» **STATED GOAL**: Keep only the lines of the data below that contain "parte", and copy them.

» **RECORD SET**:
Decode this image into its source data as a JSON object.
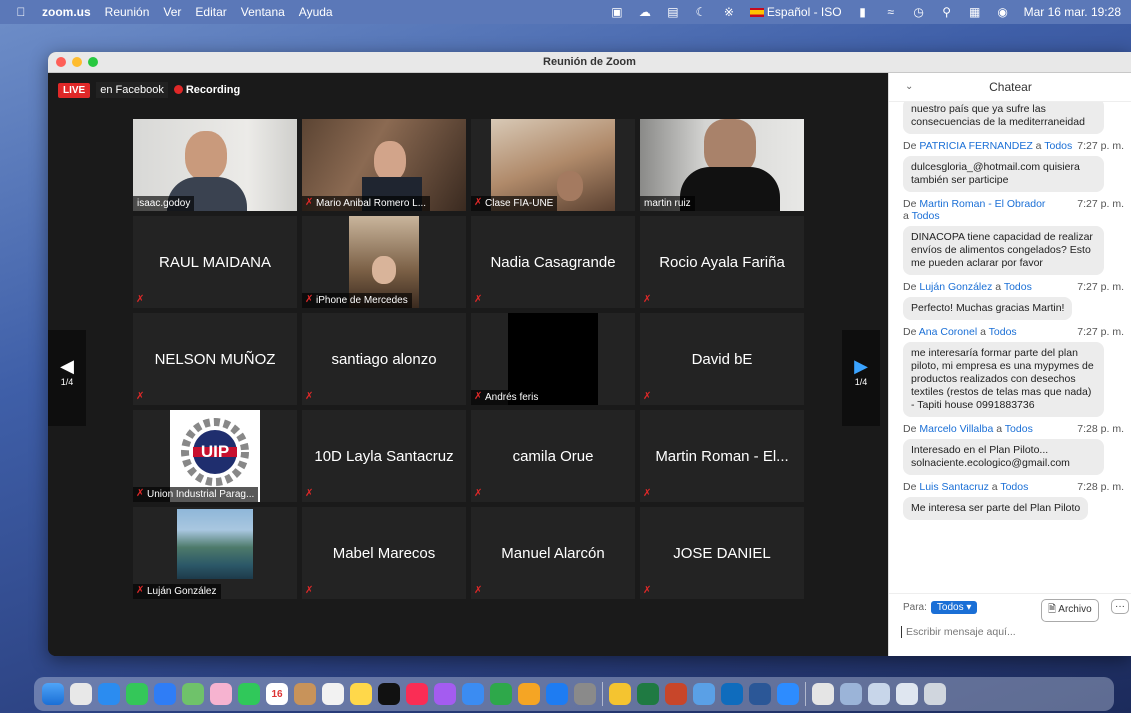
{
  "menubar": {
    "app": "zoom.us",
    "menus": [
      "Reunión",
      "Ver",
      "Editar",
      "Ventana",
      "Ayuda"
    ],
    "input_source": "Español - ISO",
    "datetime": "Mar 16 mar.  19:28"
  },
  "window": {
    "title": "Reunión de Zoom"
  },
  "badges": {
    "live": "LIVE",
    "facebook": "en Facebook",
    "recording": "Recording"
  },
  "pager": {
    "left": "1/4",
    "right": "1/4"
  },
  "tiles": [
    {
      "name": "isaac.godoy"
    },
    {
      "name": "Mario Anibal Romero L..."
    },
    {
      "name": "Clase FIA-UNE"
    },
    {
      "name": "martin ruiz"
    },
    {
      "name": "RAUL MAIDANA"
    },
    {
      "name": "iPhone de Mercedes"
    },
    {
      "name": "Nadia Casagrande"
    },
    {
      "name": "Rocio Ayala Fariña"
    },
    {
      "name": "NELSON MUÑOZ"
    },
    {
      "name": "santiago alonzo"
    },
    {
      "name": "Andrés feris"
    },
    {
      "name": "David bE"
    },
    {
      "name": "Union Industrial Parag..."
    },
    {
      "name": "10D Layla Santacruz"
    },
    {
      "name": "camila Orue"
    },
    {
      "name": "Martin Roman - El..."
    },
    {
      "name": "Luján González"
    },
    {
      "name": "Mabel Marecos"
    },
    {
      "name": "Manuel Alarcón"
    },
    {
      "name": "JOSE DANIEL"
    }
  ],
  "uip_logo_text": "UIP",
  "chat": {
    "title": "Chatear",
    "messages": [
      {
        "from": "",
        "to": "",
        "time": "",
        "text": "nuestro país que ya sufre las consecuencias de la mediterraneidad"
      },
      {
        "from": "PATRICIA FERNANDEZ",
        "to": "Todos",
        "time": "7:27 p. m.",
        "text": "dulcesgloria_@hotmail.com quisiera también ser participe"
      },
      {
        "from": "Martin Roman - El Obrador",
        "to": "Todos",
        "time": "7:27 p. m.",
        "text": "DINACOPA tiene capacidad de realizar envíos de alimentos congelados? Esto me pueden aclarar por favor"
      },
      {
        "from": "Luján González",
        "to": "Todos",
        "time": "7:27 p. m.",
        "text": "Perfecto! Muchas gracias Martin!"
      },
      {
        "from": "Ana Coronel",
        "to": "Todos",
        "time": "7:27 p. m.",
        "text": "me interesaría formar parte del plan piloto, mi empresa es una mypymes de productos realizados con desechos textiles (restos de telas mas que nada) - Tapiti house 0991883736"
      },
      {
        "from": "Marcelo Villalba",
        "to": "Todos",
        "time": "7:28 p. m.",
        "text": "Interesado en el Plan Piloto... solnaciente.ecologico@gmail.com"
      },
      {
        "from": "Luis Santacruz",
        "to": "Todos",
        "time": "7:28 p. m.",
        "text": "Me interesa ser parte del Plan Piloto"
      }
    ],
    "de": "De",
    "a": "a",
    "to_label": "Para:",
    "to_value": "Todos",
    "file_button": "Archivo",
    "more_button": "···",
    "input_placeholder": "Escribir mensaje aquí..."
  },
  "dock": {
    "calendar_day": "16"
  }
}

» **THE COMPLETED TASK**:
        "text": "me interesaría formar parte del plan piloto, mi empresa es una mypymes de productos realizados con desechos textiles (restos de telas mas que nada) - Tapiti house 0991883736"
        "text": "Me interesa ser parte del Plan Piloto"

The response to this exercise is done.